# Start of Records to process
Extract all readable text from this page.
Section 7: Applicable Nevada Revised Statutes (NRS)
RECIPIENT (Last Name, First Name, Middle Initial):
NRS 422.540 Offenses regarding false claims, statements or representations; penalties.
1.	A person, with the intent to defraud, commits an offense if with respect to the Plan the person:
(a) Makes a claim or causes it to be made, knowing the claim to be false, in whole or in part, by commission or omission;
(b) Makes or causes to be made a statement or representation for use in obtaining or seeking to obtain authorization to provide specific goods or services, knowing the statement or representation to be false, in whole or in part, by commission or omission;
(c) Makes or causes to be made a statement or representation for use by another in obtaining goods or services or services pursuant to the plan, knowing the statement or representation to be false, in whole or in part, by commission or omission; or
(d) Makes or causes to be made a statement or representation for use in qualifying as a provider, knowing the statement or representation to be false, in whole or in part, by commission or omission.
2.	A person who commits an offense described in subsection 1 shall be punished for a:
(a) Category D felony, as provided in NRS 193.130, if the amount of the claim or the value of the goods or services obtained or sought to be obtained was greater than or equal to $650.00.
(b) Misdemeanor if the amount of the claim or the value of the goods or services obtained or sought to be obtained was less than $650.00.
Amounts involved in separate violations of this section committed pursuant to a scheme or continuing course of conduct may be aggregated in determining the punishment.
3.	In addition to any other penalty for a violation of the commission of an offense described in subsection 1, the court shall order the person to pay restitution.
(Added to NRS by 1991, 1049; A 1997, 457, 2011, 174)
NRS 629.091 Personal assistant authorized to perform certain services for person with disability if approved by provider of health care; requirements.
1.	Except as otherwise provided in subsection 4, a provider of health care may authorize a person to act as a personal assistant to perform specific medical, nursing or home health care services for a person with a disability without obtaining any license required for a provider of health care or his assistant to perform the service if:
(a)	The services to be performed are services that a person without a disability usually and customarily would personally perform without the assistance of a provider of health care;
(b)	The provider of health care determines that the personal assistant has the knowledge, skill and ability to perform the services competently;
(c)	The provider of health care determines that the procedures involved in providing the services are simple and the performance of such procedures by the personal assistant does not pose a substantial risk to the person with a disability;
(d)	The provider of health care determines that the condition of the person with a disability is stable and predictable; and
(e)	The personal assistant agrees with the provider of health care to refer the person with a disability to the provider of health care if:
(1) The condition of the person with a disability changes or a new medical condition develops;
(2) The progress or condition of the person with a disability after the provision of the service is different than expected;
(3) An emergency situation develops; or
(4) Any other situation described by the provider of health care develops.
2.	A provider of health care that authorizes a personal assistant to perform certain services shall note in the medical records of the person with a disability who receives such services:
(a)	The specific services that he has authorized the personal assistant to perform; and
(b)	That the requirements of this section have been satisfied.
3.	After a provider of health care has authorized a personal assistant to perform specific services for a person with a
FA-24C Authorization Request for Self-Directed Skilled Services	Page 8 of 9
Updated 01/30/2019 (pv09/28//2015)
# End of Records to process
Could you quote the material above in full, exactly as it stands?

Extract all readable text from this page.
Section 7: Applicable Nevada Revised Statutes (NRS)
RECIPIENT (Last Name, First Name, Middle Initial):
NRS 422.540 Offenses regarding false claims, statements or representations; penalties.
1.	A person, with the intent to defraud, commits an offense if with respect to the Plan the person:
(a) Makes a claim or causes it to be made, knowing the claim to be false, in whole or in part, by commission or omission;
(b) Makes or causes to be made a statement or representation for use in obtaining or seeking to obtain authorization to provide specific goods or services, knowing the statement or representation to be false, in whole or in part, by commission or omission;
(c) Makes or causes to be made a statement or representation for use by another in obtaining goods or services or services pursuant to the plan, knowing the statement or representation to be false, in whole or in part, by commission or omission; or
(d) Makes or causes to be made a statement or representation for use in qualifying as a provider, knowing the statement or representation to be false, in whole or in part, by commission or omission.
2.	A person who commits an offense described in subsection 1 shall be punished for a:
(a) Category D felony, as provided in NRS 193.130, if the amount of the claim or the value of the goods or services obtained or sought to be obtained was greater than or equal to $650.00.
(b) Misdemeanor if the amount of the claim or the value of the goods or services obtained or sought to be obtained was less than $650.00.
Amounts involved in separate violations of this section committed pursuant to a scheme or continuing course of conduct may be aggregated in determining the punishment.
3.	In addition to any other penalty for a violation of the commission of an offense described in subsection 1, the court shall order the person to pay restitution.
(Added to NRS by 1991, 1049; A 1997, 457, 2011, 174)
NRS 629.091 Personal assistant authorized to perform certain services for person with disability if approved by provider of health care; requirements.
1.	Except as otherwise provided in subsection 4, a provider of health care may authorize a person to act as a personal assistant to perform specific medical, nursing or home health care services for a person with a disability without obtaining any license required for a provider of health care or his assistant to perform the service if:
(a)	The services to be performed are services that a person without a disability usually and customarily would personally perform without the assistance of a provider of health care;
(b)	The provider of health care determines that the personal assistant has the knowledge, skill and ability to perform the services competently;
(c)	The provider of health care determines that the procedures involved in providing the services are simple and the performance of such procedures by the personal assistant does not pose a substantial risk to the person with a disability;
(d)	The provider of health care determines that the condition of the person with a disability is stable and predictable; and
(e)	The personal assistant agrees with the provider of health care to refer the person with a disability to the provider of health care if:
(1) The condition of the person with a disability changes or a new medical condition develops;
(2) The progress or condition of the person with a disability after the provision of the service is different than expected;
(3) An emergency situation develops; or
(4) Any other situation described by the provider of health care develops.
2.	A provider of health care that authorizes a personal assistant to perform certain services shall note in the medical records of the person with a disability who receives such services:
(a)	The specific services that he has authorized the personal assistant to perform; and
(b)	That the requirements of this section have been satisfied.
3.	After a provider of health care has authorized a personal assistant to perform specific services for a person with a
FA-24C Authorization Request for Self-Directed Skilled Services	Page 8 of 9
Updated 01/30/2019 (pv09/28//2015)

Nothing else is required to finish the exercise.